**DIRECTION:** Copy out everything from the start of the records down to the line containing "original-boot-config-option[interactable]: ✓ Использовать", including that line, keeping every line unchanged.

--------------------------------

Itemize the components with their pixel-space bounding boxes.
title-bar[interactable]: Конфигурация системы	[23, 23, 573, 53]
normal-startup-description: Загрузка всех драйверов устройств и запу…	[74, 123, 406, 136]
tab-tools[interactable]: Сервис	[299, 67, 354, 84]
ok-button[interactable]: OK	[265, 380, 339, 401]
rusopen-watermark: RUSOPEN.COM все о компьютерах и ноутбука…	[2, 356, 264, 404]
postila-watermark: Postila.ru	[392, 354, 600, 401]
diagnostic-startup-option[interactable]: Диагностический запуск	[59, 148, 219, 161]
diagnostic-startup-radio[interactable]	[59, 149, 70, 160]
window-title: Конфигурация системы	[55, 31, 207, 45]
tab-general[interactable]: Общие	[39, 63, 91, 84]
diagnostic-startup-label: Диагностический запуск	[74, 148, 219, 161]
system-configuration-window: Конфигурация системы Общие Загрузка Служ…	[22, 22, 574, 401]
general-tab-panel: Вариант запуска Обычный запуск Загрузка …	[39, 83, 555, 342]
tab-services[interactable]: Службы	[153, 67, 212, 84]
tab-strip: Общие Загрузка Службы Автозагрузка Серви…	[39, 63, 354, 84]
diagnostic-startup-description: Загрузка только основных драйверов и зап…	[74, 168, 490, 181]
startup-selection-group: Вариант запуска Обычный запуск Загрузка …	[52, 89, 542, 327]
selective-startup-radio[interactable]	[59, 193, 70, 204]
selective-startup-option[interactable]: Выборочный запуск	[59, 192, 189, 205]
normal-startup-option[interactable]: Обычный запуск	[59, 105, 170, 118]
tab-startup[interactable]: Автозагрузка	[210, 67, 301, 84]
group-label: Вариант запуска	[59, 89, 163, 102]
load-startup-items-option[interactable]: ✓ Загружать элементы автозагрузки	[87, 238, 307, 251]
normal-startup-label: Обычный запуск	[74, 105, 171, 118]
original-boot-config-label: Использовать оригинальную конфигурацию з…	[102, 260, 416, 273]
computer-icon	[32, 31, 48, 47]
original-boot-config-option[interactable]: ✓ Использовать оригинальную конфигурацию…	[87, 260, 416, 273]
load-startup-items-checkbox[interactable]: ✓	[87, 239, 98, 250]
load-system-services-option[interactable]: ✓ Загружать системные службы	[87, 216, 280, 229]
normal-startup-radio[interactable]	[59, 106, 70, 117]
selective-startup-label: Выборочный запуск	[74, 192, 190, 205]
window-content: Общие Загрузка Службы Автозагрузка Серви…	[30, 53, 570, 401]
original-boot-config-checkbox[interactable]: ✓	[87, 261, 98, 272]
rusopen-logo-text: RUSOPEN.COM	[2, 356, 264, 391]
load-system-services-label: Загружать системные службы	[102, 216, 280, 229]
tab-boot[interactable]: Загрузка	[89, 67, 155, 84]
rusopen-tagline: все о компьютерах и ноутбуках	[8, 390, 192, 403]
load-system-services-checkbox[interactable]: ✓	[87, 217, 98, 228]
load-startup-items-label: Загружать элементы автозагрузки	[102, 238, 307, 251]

--------------------------------

**SOLUTION TO THE EXERCISE:**
Itemize the components with their pixel-space bounding boxes.
title-bar[interactable]: Конфигурация системы	[23, 23, 573, 53]
normal-startup-description: Загрузка всех драйверов устройств и запу…	[74, 123, 406, 136]
tab-tools[interactable]: Сервис	[299, 67, 354, 84]
ok-button[interactable]: OK	[265, 380, 339, 401]
rusopen-watermark: RUSOPEN.COM все о компьютерах и ноутбука…	[2, 356, 264, 404]
postila-watermark: Postila.ru	[392, 354, 600, 401]
diagnostic-startup-option[interactable]: Диагностический запуск	[59, 148, 219, 161]
diagnostic-startup-radio[interactable]	[59, 149, 70, 160]
window-title: Конфигурация системы	[55, 31, 207, 45]
tab-general[interactable]: Общие	[39, 63, 91, 84]
diagnostic-startup-label: Диагностический запуск	[74, 148, 219, 161]
system-configuration-window: Конфигурация системы Общие Загрузка Служ…	[22, 22, 574, 401]
general-tab-panel: Вариант запуска Обычный запуск Загрузка …	[39, 83, 555, 342]
tab-services[interactable]: Службы	[153, 67, 212, 84]
tab-strip: Общие Загрузка Службы Автозагрузка Серви…	[39, 63, 354, 84]
diagnostic-startup-description: Загрузка только основных драйверов и зап…	[74, 168, 490, 181]
startup-selection-group: Вариант запуска Обычный запуск Загрузка …	[52, 89, 542, 327]
selective-startup-radio[interactable]	[59, 193, 70, 204]
selective-startup-option[interactable]: Выборочный запуск	[59, 192, 189, 205]
normal-startup-option[interactable]: Обычный запуск	[59, 105, 170, 118]
tab-startup[interactable]: Автозагрузка	[210, 67, 301, 84]
group-label: Вариант запуска	[59, 89, 163, 102]
load-startup-items-option[interactable]: ✓ Загружать элементы автозагрузки	[87, 238, 307, 251]
normal-startup-label: Обычный запуск	[74, 105, 171, 118]
original-boot-config-label: Использовать оригинальную конфигурацию з…	[102, 260, 416, 273]
computer-icon	[32, 31, 48, 47]
original-boot-config-option[interactable]: ✓ Использовать оригинальную конфигурацию…	[87, 260, 416, 273]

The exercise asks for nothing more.